╭──

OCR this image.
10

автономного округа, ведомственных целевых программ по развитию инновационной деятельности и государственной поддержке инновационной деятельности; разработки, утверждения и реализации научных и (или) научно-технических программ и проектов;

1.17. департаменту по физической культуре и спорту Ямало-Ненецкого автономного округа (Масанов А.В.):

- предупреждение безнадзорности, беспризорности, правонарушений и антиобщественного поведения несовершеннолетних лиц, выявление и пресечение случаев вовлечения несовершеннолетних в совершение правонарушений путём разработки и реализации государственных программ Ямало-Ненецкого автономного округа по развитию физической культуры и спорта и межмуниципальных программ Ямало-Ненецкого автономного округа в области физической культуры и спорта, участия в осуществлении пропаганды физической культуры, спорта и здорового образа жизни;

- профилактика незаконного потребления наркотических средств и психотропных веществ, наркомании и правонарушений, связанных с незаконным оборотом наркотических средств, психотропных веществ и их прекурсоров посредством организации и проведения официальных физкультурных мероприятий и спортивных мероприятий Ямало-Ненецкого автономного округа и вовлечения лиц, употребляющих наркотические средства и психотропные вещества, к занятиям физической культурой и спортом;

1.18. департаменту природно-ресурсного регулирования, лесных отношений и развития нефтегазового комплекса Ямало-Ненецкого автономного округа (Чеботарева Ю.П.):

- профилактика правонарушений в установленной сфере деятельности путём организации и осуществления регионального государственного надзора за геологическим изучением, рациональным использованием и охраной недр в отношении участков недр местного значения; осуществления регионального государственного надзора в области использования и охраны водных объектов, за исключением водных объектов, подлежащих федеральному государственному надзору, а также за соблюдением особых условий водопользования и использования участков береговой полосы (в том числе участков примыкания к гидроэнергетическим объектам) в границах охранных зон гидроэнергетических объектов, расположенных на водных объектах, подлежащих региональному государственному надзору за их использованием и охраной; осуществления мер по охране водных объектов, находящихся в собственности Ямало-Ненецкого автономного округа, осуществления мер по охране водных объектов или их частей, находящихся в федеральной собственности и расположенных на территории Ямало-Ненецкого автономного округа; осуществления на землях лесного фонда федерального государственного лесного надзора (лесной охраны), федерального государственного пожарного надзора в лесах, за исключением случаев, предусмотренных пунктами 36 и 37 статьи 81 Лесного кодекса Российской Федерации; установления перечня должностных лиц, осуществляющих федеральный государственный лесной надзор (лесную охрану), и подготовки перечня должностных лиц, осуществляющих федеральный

╰──

### Set problem
Consider the entries above and return each line with the string "департаменту".

### Solved exercise
1.17. департаменту по физической культуре и спорту Ямало-Ненецкого автономного округа (Масанов А.В.):
1.18. департаменту природно-ресурсного регулирования, лесных отношений и развития нефтегазового комплекса Ямало-Ненецкого автономного округа (Чеботарева Ю.П.):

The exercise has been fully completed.